-- Recorded information start --

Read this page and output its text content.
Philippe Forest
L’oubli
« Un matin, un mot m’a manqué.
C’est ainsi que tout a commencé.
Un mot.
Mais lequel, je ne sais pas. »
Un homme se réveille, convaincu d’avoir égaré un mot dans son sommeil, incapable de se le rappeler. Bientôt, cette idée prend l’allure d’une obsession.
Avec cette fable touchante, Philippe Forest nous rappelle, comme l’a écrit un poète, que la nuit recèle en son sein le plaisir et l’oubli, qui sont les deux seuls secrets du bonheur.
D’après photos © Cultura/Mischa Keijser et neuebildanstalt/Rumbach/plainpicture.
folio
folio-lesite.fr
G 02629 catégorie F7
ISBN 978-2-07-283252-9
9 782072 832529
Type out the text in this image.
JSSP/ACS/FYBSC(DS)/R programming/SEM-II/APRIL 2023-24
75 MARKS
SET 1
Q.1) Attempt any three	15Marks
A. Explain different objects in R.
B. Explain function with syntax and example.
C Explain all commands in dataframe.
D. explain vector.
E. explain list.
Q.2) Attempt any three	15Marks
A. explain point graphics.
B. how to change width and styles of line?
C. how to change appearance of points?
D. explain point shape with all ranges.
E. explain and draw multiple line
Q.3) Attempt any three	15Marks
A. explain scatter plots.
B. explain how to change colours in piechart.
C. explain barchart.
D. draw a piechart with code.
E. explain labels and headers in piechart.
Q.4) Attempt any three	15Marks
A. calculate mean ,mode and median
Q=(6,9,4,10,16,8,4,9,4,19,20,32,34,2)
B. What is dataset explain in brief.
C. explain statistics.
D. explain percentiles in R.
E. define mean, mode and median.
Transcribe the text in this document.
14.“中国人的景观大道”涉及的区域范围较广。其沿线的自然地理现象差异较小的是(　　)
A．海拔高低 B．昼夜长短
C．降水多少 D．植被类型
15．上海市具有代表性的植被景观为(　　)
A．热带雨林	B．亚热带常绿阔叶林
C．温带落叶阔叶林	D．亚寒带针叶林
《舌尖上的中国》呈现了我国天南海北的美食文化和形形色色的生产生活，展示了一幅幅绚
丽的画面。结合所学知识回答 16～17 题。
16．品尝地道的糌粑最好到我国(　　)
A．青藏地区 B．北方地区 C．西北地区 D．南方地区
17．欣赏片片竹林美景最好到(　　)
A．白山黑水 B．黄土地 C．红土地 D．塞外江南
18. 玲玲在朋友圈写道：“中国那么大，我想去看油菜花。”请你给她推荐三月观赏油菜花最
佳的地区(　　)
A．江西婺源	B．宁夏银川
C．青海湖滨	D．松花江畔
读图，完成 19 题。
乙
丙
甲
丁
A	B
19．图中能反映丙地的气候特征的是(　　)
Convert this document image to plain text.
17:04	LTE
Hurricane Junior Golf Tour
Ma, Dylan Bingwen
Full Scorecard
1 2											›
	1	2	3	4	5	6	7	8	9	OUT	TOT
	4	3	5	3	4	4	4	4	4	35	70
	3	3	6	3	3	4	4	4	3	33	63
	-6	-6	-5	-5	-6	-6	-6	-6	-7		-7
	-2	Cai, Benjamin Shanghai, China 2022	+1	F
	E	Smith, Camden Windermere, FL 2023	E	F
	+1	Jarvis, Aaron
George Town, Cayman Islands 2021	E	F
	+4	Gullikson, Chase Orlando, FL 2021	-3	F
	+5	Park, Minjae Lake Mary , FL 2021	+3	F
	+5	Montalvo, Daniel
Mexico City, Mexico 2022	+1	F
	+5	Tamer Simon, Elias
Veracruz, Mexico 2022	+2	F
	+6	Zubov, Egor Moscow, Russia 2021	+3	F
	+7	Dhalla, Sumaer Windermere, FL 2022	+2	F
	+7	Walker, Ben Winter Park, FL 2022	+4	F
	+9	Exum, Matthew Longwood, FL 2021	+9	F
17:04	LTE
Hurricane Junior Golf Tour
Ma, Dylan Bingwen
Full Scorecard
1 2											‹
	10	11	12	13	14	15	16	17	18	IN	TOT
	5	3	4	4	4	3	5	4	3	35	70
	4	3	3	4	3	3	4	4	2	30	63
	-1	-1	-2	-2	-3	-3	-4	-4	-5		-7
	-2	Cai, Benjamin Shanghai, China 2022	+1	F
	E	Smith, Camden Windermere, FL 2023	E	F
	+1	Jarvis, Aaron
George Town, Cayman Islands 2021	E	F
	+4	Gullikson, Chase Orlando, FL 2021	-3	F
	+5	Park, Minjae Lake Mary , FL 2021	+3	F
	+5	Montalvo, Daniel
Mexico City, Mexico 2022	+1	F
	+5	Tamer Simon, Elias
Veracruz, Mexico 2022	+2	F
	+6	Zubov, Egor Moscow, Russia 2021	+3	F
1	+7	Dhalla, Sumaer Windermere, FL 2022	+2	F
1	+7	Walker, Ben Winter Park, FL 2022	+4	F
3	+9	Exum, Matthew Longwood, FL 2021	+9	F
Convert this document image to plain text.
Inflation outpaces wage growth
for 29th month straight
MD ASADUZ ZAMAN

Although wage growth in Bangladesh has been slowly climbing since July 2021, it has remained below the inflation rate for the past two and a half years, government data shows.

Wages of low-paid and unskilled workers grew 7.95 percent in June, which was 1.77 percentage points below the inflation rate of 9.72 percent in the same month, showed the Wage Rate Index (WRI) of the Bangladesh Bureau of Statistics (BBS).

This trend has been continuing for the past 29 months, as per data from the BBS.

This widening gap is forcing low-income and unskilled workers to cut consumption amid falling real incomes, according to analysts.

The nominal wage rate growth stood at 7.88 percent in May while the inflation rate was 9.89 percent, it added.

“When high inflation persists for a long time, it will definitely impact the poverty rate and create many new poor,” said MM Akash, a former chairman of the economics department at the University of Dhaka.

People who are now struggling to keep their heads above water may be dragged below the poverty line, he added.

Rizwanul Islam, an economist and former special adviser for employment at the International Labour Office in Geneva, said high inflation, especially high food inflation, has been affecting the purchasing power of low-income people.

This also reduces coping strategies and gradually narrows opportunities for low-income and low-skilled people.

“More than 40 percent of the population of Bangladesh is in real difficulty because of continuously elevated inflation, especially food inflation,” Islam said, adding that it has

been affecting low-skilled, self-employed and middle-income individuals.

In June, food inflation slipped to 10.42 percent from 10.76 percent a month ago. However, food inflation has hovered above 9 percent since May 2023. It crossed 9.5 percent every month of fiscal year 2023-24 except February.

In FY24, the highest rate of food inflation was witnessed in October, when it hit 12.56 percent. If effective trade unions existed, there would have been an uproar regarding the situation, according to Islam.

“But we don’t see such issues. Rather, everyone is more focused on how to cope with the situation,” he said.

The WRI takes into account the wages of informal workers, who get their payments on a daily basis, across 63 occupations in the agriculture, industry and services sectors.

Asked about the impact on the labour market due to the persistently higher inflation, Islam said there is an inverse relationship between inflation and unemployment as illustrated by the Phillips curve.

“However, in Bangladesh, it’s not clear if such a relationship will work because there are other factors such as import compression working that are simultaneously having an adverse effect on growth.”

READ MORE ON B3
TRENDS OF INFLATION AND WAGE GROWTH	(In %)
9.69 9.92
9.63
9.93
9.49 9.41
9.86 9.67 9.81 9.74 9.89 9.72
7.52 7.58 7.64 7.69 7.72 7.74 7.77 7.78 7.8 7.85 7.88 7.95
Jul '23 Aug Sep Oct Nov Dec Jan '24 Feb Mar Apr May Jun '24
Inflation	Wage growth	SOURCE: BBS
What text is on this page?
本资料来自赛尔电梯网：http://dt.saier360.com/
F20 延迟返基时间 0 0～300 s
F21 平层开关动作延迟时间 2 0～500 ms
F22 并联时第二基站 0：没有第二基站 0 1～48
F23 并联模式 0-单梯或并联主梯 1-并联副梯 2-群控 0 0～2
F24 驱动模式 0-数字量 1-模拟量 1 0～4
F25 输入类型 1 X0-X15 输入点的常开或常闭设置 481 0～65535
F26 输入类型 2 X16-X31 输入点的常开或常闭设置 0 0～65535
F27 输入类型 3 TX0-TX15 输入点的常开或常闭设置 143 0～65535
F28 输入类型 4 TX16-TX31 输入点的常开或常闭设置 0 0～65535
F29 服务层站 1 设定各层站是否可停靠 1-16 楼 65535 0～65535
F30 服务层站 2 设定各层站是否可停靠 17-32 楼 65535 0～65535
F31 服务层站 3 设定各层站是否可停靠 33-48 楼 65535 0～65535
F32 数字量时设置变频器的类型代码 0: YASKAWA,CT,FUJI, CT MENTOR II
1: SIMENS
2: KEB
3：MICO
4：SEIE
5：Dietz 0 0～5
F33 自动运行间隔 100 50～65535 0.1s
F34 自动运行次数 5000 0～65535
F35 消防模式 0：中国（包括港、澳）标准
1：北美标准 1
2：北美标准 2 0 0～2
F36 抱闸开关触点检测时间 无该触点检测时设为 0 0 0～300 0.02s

-- Recorded information end --

Extract all lines that hold the word "median".

• Exercise solution
A. calculate mean ,mode and median
E. define mean, mode and median.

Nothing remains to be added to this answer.